▶ _What you will do_:
Lines containing the string "someone" are to be collected in full.

▶ _Information given_:
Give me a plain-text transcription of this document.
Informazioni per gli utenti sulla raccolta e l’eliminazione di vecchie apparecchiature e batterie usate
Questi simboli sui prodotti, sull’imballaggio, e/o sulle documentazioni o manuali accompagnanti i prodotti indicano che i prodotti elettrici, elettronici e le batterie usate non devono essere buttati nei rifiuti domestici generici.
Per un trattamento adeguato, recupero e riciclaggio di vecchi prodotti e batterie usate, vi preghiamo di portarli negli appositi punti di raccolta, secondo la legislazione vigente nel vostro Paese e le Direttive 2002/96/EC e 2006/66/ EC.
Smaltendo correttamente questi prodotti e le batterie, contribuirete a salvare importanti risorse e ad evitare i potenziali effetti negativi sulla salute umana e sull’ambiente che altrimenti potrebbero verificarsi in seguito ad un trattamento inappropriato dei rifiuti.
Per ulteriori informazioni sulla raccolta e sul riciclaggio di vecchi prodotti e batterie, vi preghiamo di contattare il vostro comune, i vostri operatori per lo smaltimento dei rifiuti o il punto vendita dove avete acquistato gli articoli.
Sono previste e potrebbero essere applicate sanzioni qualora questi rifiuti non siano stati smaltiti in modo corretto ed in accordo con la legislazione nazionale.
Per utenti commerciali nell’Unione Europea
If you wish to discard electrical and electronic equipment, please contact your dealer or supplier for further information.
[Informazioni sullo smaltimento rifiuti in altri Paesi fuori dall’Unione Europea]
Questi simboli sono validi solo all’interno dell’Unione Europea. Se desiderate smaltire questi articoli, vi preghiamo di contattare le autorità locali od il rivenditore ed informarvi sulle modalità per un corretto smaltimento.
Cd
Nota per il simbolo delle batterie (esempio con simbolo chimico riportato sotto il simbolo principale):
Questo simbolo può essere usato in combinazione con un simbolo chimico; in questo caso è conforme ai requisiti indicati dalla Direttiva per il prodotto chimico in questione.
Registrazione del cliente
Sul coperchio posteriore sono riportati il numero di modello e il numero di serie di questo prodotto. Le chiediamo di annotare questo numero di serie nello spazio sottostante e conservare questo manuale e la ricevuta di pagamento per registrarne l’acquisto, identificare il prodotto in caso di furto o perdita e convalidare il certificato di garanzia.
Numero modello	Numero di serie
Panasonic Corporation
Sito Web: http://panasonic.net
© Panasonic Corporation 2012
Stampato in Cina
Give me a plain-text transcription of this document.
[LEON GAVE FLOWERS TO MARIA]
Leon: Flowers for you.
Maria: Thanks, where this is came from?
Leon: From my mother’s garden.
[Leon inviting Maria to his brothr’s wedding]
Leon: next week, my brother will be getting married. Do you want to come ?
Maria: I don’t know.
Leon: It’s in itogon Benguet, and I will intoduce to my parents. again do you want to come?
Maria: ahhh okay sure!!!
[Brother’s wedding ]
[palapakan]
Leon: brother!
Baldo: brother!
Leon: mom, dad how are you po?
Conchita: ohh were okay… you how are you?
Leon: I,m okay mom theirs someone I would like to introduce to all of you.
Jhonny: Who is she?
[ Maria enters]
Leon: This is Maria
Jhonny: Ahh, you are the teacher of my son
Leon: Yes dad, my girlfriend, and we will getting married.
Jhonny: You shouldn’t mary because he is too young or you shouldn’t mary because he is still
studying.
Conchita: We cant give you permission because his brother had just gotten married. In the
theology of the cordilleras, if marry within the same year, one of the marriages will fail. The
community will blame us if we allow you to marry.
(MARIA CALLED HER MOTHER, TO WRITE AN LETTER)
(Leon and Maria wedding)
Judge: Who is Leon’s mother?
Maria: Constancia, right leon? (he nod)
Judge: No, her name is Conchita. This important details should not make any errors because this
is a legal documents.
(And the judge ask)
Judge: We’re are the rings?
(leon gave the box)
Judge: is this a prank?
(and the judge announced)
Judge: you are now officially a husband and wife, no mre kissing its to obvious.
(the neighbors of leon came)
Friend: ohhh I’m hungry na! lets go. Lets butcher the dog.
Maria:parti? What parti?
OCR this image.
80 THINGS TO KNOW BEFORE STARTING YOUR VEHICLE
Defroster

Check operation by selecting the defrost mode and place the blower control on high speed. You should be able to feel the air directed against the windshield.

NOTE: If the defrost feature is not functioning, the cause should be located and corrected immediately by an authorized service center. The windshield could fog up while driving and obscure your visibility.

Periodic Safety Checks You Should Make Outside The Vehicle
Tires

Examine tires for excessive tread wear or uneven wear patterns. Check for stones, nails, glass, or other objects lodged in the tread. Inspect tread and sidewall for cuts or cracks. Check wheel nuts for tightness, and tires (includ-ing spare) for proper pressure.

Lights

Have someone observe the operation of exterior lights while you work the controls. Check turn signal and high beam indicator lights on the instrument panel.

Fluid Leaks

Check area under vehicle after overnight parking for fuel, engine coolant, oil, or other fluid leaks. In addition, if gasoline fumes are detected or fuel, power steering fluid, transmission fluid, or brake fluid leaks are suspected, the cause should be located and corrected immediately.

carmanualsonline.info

▶ _Solution to the problem_:
Leon: I,m okay mom theirs someone I would like to introduce to all of you.
Have someone observe the operation of exterior lights while you work the controls. Check turn signal and high beam indicator lights on the instrument panel.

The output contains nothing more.